Problem: Nothing in the records may be left out or altered; reproduce them all exactly.

* Start Exercise inputs *

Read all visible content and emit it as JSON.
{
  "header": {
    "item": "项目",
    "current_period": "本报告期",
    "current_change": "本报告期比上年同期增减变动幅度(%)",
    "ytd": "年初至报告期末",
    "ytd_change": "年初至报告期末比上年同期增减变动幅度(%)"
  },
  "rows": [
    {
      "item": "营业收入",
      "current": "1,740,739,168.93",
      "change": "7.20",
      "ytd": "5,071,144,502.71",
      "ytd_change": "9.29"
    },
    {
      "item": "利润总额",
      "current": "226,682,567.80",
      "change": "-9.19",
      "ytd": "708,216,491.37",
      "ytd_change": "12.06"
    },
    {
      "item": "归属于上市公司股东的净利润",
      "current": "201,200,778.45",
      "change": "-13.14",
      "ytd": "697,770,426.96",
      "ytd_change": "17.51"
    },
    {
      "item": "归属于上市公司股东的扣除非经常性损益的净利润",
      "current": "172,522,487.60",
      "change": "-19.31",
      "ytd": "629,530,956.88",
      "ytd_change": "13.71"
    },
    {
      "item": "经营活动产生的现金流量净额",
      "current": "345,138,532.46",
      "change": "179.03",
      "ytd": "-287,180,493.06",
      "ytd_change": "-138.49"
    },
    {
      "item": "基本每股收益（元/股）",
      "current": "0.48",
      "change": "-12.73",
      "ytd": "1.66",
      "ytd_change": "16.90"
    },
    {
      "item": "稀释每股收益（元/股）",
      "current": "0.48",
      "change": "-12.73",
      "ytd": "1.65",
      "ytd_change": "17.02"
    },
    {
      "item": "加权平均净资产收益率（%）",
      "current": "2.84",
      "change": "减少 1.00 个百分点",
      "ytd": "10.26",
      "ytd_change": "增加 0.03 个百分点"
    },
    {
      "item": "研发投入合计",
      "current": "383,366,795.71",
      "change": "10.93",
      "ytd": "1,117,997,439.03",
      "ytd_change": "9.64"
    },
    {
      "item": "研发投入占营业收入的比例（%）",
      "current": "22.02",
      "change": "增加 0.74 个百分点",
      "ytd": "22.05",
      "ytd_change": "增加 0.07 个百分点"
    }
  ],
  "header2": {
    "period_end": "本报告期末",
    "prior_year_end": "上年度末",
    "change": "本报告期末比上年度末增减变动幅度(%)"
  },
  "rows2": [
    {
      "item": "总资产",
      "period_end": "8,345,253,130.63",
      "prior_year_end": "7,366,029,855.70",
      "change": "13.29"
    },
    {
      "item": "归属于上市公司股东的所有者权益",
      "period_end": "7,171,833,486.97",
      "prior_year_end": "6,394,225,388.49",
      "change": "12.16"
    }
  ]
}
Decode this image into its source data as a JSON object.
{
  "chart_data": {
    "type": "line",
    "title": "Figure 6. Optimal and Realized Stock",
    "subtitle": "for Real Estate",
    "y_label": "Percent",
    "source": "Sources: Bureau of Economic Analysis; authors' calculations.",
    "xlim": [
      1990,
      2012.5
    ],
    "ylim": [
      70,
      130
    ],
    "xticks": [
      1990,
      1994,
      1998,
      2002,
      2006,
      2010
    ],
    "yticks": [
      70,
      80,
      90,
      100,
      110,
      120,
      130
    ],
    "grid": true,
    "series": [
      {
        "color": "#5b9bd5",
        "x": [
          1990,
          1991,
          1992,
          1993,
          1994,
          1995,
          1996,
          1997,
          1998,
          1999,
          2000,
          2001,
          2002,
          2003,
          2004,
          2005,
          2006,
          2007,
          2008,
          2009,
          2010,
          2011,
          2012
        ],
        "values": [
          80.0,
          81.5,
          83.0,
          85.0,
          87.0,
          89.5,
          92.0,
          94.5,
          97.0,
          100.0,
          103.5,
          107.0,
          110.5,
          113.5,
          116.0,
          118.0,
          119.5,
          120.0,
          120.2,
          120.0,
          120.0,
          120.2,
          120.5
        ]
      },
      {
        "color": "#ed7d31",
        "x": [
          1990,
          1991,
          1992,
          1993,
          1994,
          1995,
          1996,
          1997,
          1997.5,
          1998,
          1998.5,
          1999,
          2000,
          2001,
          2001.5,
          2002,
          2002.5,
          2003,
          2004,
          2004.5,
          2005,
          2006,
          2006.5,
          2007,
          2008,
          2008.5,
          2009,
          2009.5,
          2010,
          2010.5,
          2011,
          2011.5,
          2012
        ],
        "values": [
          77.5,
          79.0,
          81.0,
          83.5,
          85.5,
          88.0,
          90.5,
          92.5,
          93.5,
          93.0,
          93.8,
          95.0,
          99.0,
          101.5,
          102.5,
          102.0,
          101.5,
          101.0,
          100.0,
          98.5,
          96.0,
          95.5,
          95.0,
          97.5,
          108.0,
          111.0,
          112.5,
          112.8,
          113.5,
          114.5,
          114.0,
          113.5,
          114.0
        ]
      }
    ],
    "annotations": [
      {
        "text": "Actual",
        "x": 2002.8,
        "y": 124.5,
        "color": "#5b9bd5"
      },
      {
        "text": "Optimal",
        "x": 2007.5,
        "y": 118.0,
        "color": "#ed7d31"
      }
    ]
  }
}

* End Exercise inputs *

Output below:
Read all visible content and emit it as JSON.
{
  "header": {
    "item": "项目",
    "current_period": "本报告期",
    "current_change": "本报告期比上年同期增减变动幅度(%)",
    "ytd": "年初至报告期末",
    "ytd_change": "年初至报告期末比上年同期增减变动幅度(%)"
  },
  "rows": [
    {
      "item": "营业收入",
      "current": "1,740,739,168.93",
      "change": "7.20",
      "ytd": "5,071,144,502.71",
      "ytd_change": "9.29"
    },
    {
      "item": "利润总额",
      "current": "226,682,567.80",
      "change": "-9.19",
      "ytd": "708,216,491.37",
      "ytd_change": "12.06"
    },
    {
      "item": "归属于上市公司股东的净利润",
      "current": "201,200,778.45",
      "change": "-13.14",
      "ytd": "697,770,426.96",
      "ytd_change": "17.51"
    },
    {
      "item": "归属于上市公司股东的扣除非经常性损益的净利润",
      "current": "172,522,487.60",
      "change": "-19.31",
      "ytd": "629,530,956.88",
      "ytd_change": "13.71"
    },
    {
      "item": "经营活动产生的现金流量净额",
      "current": "345,138,532.46",
      "change": "179.03",
      "ytd": "-287,180,493.06",
      "ytd_change": "-138.49"
    },
    {
      "item": "基本每股收益（元/股）",
      "current": "0.48",
      "change": "-12.73",
      "ytd": "1.66",
      "ytd_change": "16.90"
    },
    {
      "item": "稀释每股收益（元/股）",
      "current": "0.48",
      "change": "-12.73",
      "ytd": "1.65",
      "ytd_change": "17.02"
    },
    {
      "item": "加权平均净资产收益率（%）",
      "current": "2.84",
      "change": "减少 1.00 个百分点",
      "ytd": "10.26",
      "ytd_change": "增加 0.03 个百分点"
    },
    {
      "item": "研发投入合计",
      "current": "383,366,795.71",
      "change": "10.93",
      "ytd": "1,117,997,439.03",
      "ytd_change": "9.64"
    },
    {
      "item": "研发投入占营业收入的比例（%）",
      "current": "22.02",
      "change": "增加 0.74 个百分点",
      "ytd": "22.05",
      "ytd_change": "增加 0.07 个百分点"
    }
  ],
  "header2": {
    "period_end": "本报告期末",
    "prior_year_end": "上年度末",
    "change": "本报告期末比上年度末增减变动幅度(%)"
  },
  "rows2": [
    {
      "item": "总资产",
      "period_end": "8,345,253,130.63",
      "prior_year_end": "7,366,029,855.70",
      "change": "13.29"
    },
    {
      "item": "归属于上市公司股东的所有者权益",
      "period_end": "7,171,833,486.97",
      "prior_year_end": "6,394,225,388.49",
      "change": "12.16"
    }
  ]
}
Decode this image into its source data as a JSON object.
{
  "chart_data": {
    "type": "line",
    "title": "Figure 6. Optimal and Realized Stock",
    "subtitle": "for Real Estate",
    "y_label": "Percent",
    "source": "Sources: Bureau of Economic Analysis; authors' calculations.",
    "xlim": [
      1990,
      2012.5
    ],
    "ylim": [
      70,
      130
    ],
    "xticks": [
      1990,
      1994,
      1998,
      2002,
      2006,
      2010
    ],
    "yticks": [
      70,
      80,
      90,
      100,
      110,
      120,
      130
    ],
    "grid": true,
    "series": [
      {
        "color": "#5b9bd5",
        "x": [
          1990,
          1991,
          1992,
          1993,
          1994,
          1995,
          1996,
          1997,
          1998,
          1999,
          2000,
          2001,
          2002,
          2003,
          2004,
          2005,
          2006,
          2007,
          2008,
          2009,
          2010,
          2011,
          2012
        ],
        "values": [
          80.0,
          81.5,
          83.0,
          85.0,
          87.0,
          89.5,
          92.0,
          94.5,
          97.0,
          100.0,
          103.5,
          107.0,
          110.5,
          113.5,
          116.0,
          118.0,
          119.5,
          120.0,
          120.2,
          120.0,
          120.0,
          120.2,
          120.5
        ]
      },
      {
        "color": "#ed7d31",
        "x": [
          1990,
          1991,
          1992,
          1993,
          1994,
          1995,
          1996,
          1997,
          1997.5,
          1998,
          1998.5,
          1999,
          2000,
          2001,
          2001.5,
          2002,
          2002.5,
          2003,
          2004,
          2004.5,
          2005,
          2006,
          2006.5,
          2007,
          2008,
          2008.5,
          2009,
          2009.5,
          2010,
          2010.5,
          2011,
          2011.5,
          2012
        ],
        "values": [
          77.5,
          79.0,
          81.0,
          83.5,
          85.5,
          88.0,
          90.5,
          92.5,
          93.5,
          93.0,
          93.8,
          95.0,
          99.0,
          101.5,
          102.5,
          102.0,
          101.5,
          101.0,
          100.0,
          98.5,
          96.0,
          95.5,
          95.0,
          97.5,
          108.0,
          111.0,
          112.5,
          112.8,
          113.5,
          114.5,
          114.0,
          113.5,
          114.0
        ]
      }
    ],
    "annotations": [
      {
        "text": "Actual",
        "x": 2002.8,
        "y": 124.5,
        "color": "#5b9bd5"
      },
      {
        "text": "Optimal",
        "x": 2007.5,
        "y": 118.0,
        "color": "#ed7d31"
      }
    ]
  }
}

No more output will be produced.